EXERCISE DESCRIPTION: Show every line in the records below that contains the word "ylabel".

>> Begin DATASET EXTRACT

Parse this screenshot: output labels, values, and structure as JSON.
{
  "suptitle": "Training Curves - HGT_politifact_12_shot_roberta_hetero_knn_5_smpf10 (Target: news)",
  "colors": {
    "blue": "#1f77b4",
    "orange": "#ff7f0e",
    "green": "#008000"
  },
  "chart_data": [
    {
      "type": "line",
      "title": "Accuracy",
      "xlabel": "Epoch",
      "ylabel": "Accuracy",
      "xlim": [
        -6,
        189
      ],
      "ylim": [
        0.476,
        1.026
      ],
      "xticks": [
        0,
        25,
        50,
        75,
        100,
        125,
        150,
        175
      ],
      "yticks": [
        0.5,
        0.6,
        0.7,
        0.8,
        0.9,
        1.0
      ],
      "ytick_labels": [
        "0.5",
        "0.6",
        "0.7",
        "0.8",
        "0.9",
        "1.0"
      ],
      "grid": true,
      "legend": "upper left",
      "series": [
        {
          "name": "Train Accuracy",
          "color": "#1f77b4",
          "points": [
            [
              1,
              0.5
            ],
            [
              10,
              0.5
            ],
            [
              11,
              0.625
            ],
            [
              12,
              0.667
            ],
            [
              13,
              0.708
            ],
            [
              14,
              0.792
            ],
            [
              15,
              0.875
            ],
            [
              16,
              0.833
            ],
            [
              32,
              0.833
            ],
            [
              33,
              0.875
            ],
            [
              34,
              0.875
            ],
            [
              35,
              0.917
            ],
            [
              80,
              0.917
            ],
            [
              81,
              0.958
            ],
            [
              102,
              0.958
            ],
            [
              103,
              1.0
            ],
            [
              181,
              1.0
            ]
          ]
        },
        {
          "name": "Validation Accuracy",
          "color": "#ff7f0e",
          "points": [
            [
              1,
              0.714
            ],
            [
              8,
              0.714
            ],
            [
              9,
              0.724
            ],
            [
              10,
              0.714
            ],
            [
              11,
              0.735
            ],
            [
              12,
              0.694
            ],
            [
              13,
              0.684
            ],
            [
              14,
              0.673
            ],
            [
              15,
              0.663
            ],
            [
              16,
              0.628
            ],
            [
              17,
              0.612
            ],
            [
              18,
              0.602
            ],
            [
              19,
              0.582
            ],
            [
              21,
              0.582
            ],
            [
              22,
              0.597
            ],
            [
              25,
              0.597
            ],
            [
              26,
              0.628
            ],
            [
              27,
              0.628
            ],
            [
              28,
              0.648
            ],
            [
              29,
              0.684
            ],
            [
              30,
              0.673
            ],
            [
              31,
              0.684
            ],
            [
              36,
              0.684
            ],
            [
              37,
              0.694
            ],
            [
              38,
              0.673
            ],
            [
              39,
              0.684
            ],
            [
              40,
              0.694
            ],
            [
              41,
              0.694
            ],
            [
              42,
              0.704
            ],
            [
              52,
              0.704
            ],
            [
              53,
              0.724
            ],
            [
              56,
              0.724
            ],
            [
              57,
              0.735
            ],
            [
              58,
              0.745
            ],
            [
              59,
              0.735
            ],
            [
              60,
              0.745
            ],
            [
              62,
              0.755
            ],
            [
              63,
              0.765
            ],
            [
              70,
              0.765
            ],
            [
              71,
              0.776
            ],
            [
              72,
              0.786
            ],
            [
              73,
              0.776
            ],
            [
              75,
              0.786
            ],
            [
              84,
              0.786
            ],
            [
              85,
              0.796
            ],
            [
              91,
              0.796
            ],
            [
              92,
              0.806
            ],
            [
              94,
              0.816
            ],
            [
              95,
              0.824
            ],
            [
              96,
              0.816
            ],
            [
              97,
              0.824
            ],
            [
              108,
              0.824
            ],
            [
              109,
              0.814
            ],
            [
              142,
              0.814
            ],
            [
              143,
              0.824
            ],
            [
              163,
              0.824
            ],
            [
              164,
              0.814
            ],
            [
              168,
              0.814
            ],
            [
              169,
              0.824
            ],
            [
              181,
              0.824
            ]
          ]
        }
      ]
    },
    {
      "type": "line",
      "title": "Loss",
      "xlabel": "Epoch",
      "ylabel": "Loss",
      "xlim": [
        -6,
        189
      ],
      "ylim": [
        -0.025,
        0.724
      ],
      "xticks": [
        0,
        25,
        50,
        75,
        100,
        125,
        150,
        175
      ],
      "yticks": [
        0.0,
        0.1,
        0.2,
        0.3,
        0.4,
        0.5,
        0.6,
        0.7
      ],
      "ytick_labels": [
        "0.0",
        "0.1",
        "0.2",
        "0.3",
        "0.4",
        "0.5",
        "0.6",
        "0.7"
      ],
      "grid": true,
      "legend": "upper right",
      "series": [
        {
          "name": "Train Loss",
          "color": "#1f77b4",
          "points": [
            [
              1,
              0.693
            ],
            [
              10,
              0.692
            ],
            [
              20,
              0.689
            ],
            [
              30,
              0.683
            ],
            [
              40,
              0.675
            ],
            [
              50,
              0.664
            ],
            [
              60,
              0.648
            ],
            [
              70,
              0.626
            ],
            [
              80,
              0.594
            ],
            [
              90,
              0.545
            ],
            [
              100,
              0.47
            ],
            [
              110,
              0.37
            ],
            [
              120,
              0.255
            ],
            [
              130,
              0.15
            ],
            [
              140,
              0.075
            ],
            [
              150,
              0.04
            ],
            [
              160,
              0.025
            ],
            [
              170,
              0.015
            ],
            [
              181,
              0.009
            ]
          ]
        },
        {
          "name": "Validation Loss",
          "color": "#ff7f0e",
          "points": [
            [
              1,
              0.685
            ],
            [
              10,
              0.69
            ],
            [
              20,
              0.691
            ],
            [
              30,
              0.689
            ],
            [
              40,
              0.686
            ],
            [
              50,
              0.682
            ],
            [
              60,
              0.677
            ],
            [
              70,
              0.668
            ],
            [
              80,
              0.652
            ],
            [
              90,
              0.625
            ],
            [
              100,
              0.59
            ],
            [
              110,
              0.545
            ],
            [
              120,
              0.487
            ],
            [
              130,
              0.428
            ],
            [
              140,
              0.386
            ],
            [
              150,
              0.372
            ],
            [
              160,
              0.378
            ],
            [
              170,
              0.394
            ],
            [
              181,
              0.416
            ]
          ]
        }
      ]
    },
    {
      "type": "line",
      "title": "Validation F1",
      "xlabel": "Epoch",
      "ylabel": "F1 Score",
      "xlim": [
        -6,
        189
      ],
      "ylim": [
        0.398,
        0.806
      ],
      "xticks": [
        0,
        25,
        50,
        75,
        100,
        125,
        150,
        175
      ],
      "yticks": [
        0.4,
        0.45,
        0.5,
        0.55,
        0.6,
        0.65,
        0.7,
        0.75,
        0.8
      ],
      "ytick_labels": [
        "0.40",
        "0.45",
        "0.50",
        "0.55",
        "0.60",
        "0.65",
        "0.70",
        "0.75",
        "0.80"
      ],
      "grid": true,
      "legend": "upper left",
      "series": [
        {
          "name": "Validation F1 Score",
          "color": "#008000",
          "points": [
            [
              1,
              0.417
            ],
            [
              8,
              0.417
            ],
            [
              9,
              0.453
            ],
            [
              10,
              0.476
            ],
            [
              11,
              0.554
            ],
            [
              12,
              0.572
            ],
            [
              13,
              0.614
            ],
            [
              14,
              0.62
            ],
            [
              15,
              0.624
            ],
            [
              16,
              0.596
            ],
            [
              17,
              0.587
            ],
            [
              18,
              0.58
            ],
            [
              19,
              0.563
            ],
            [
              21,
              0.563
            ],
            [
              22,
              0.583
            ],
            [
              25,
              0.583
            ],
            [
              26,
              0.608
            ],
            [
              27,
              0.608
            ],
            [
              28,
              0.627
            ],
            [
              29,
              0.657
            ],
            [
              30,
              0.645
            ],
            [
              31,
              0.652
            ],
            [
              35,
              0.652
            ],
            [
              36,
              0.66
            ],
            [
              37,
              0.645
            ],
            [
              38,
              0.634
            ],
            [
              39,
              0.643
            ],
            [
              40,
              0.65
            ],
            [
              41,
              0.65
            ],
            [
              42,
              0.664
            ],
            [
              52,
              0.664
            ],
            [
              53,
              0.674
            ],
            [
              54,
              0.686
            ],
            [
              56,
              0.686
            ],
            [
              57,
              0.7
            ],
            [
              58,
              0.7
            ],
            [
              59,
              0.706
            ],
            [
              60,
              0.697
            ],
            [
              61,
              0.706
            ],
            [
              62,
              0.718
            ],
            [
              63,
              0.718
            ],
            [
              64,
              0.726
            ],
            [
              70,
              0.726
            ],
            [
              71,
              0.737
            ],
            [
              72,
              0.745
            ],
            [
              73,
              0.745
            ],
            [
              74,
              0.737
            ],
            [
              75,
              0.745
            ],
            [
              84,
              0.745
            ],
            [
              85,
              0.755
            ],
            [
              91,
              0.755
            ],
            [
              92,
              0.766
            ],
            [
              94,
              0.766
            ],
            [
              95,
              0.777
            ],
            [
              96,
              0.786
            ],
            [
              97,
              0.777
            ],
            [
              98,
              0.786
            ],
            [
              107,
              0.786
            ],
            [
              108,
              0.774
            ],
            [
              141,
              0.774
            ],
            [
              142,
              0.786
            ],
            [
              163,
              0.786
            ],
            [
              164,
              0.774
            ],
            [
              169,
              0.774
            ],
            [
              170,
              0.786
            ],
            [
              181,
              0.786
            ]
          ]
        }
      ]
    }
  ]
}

>> End DATASET EXTRACT

SOLUTION:
      "ylabel": "Accuracy",
      "ylabel": "Loss",
      "ylabel": "F1 Score",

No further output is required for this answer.